Selected excerpt:
+ + + + +

Live Active security incident? Get immediate response
MITRE ATT&CK® Malware

S1135: MultiLayer Wiper

MultiLayer Wiper is wiper malware written in .NET associated with Agrius operations. Observed samples of MultiLayer Wiper have an anomalous, future compilation date suggesting possible metadata manipulation.[1]

EnterpriseS1135MalwareObject v1.0 Modified
Glexia's Take

Analyst context for executives and security teams

Analyst confidence Medium

MultiLayer Wiper matters because the ATT&CK record ties it to Windows wiper behavior, not just malware execution. For leaders, the practical issue is resilience: whether critical Windows systems, backups, recovery paths, and logging can withstand destructive activity that may include data destruction, disk structure wiping, recovery inhibition, reboot/shutdown activity, and evidence removal.

Executive priority

Treat this as a business-continuity and incident-readiness scenario. The decision value is validating that destructive malware on Windows would be detected early enough, contained quickly enough, and recovered from with evidence intact. Priority questions include: are critical systems backed up in a way the endpoint cannot easily destroy, are recovery procedures tested, do SOC teams see scheduled task and command-shell abuse, and can incident responders still investigate if event logs or files are deleted?

Technical view

ATT&CK does not provide a detection section for MultiLayer Wiper, so defenders should build coverage from the supplied relationships. Validate Windows telemetry for scheduled task creation or execution, command-shell activity, embedded or dropped payload behavior, file and directory discovery, file deletion, timestamp manipulation, Windows Event Log clearing, security tool impairment, recovery inhibition, shutdown/reboot activity, data destruction, stored data manipulation, and disk structure wipe indicators. The .NET implementation and anomalous future compilation date noted by ATT&CK are useful triage clues, but should not be treated as sufficient detection logic by themselves.

+ + + + +

Stored data:
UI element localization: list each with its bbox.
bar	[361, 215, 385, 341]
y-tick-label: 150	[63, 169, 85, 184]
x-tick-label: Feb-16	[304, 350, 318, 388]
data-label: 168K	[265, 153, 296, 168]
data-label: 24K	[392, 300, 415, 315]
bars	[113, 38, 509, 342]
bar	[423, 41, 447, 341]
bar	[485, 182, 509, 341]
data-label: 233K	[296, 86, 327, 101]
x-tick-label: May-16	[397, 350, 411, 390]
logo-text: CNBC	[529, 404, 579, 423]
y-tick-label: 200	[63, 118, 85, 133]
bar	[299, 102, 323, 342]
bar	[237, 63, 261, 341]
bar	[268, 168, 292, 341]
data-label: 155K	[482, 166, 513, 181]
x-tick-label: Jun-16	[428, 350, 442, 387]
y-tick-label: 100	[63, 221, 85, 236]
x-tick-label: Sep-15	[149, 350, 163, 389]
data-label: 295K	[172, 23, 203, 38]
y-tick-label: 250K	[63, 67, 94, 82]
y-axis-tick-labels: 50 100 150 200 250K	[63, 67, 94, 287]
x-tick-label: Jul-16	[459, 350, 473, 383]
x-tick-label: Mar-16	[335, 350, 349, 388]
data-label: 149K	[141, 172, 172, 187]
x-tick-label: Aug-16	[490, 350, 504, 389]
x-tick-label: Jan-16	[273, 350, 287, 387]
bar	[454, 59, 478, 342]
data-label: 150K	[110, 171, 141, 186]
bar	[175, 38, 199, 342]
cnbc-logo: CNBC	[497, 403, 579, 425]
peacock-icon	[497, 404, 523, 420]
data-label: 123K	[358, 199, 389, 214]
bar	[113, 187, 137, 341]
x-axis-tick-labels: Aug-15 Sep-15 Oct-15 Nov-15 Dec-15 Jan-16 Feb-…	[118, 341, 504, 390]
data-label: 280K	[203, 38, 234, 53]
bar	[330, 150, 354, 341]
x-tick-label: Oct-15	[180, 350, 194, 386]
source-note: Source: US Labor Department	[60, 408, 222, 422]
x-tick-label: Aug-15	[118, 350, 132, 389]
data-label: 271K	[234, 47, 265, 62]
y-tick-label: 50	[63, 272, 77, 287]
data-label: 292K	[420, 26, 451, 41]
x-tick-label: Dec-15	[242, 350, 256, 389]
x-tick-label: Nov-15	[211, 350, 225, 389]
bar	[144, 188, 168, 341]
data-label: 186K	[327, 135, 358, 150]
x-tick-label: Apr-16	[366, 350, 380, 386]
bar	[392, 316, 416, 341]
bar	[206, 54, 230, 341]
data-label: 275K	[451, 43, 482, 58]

+ + + + +

Task A: Translate this sentence from the MultiLayer Wiper page into French: "MultiLayer Wiper is wiper malware written in .NET associated with Agrius operations."
Task B: Please reproduce the MultiLayer Wiper page from "ATT&CK does not" up to and including "logic by themselves.".
The rows have no connection to the MultiLayer Wiper page.

Task answer A: MultiLayer Wiper est un logiciel malveillant de type wiper écrit en .NET, associé aux opérations d'Agrius.

Task answer B:
ATT&CK does not provide a detection section for MultiLayer Wiper, so defenders should build coverage from the supplied relationships. Validate Windows telemetry for scheduled task creation or execution, command-shell activity, embedded or dropped payload behavior, file and directory discovery, file deletion, timestamp manipulation, Windows Event Log clearing, security tool impairment, recovery inhibition, shutdown/reboot activity, data destruction, stored data manipulation, and disk structure wipe indicators. The .NET implementation and anomalous future compilation date noted by ATT&CK are useful triage clues, but should not be treated as sufficient detection logic by themselves.